╔══

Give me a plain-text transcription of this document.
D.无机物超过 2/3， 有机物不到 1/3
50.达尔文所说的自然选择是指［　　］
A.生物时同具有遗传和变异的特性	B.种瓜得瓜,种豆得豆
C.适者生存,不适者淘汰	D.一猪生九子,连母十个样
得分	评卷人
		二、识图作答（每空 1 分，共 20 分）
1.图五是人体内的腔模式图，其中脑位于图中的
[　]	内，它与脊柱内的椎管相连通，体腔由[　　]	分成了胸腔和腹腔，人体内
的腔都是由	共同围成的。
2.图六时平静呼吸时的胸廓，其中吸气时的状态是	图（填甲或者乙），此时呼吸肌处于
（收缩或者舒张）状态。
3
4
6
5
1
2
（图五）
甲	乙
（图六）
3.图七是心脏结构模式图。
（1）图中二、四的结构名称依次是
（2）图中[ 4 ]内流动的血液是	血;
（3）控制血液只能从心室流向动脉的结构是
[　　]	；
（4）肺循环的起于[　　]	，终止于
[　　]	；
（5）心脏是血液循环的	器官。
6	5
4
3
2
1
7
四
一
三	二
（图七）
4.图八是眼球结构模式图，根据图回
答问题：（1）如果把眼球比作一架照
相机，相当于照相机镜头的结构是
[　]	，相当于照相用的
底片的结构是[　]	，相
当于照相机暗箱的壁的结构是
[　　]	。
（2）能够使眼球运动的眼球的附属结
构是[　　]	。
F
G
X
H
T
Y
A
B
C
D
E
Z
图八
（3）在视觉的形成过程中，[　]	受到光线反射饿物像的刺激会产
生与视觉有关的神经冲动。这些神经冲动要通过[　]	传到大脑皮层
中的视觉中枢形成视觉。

╚══

◆ **Exercise directions**
Return every line exactly.

◆ **Reply**
Give me a plain-text transcription of this document.
D.无机物超过 2/3， 有机物不到 1/3
50.达尔文所说的自然选择是指［　　］
A.生物时同具有遗传和变异的特性	B.种瓜得瓜,种豆得豆
C.适者生存,不适者淘汰	D.一猪生九子,连母十个样
得分	评卷人
		二、识图作答（每空 1 分，共 20 分）
1.图五是人体内的腔模式图，其中脑位于图中的
[　]	内，它与脊柱内的椎管相连通，体腔由[　　]	分成了胸腔和腹腔，人体内
的腔都是由	共同围成的。
2.图六时平静呼吸时的胸廓，其中吸气时的状态是	图（填甲或者乙），此时呼吸肌处于
（收缩或者舒张）状态。
3
4
6
5
1
2
（图五）
甲	乙
（图六）
3.图七是心脏结构模式图。
（1）图中二、四的结构名称依次是
（2）图中[ 4 ]内流动的血液是	血;
（3）控制血液只能从心室流向动脉的结构是
[　　]	；
（4）肺循环的起于[　　]	，终止于
[　　]	；
（5）心脏是血液循环的	器官。
6	5
4
3
2
1
7
四
一
三	二
（图七）
4.图八是眼球结构模式图，根据图回
答问题：（1）如果把眼球比作一架照
相机，相当于照相机镜头的结构是
[　]	，相当于照相用的
底片的结构是[　]	，相
当于照相机暗箱的壁的结构是
[　　]	。
（2）能够使眼球运动的眼球的附属结
构是[　　]	。
F
G
X
H
T
Y
A
B
C
D
E
Z
图八
（3）在视觉的形成过程中，[　]	受到光线反射饿物像的刺激会产
生与视觉有关的神经冲动。这些神经冲动要通过[　]	传到大脑皮层
中的视觉中枢形成视觉。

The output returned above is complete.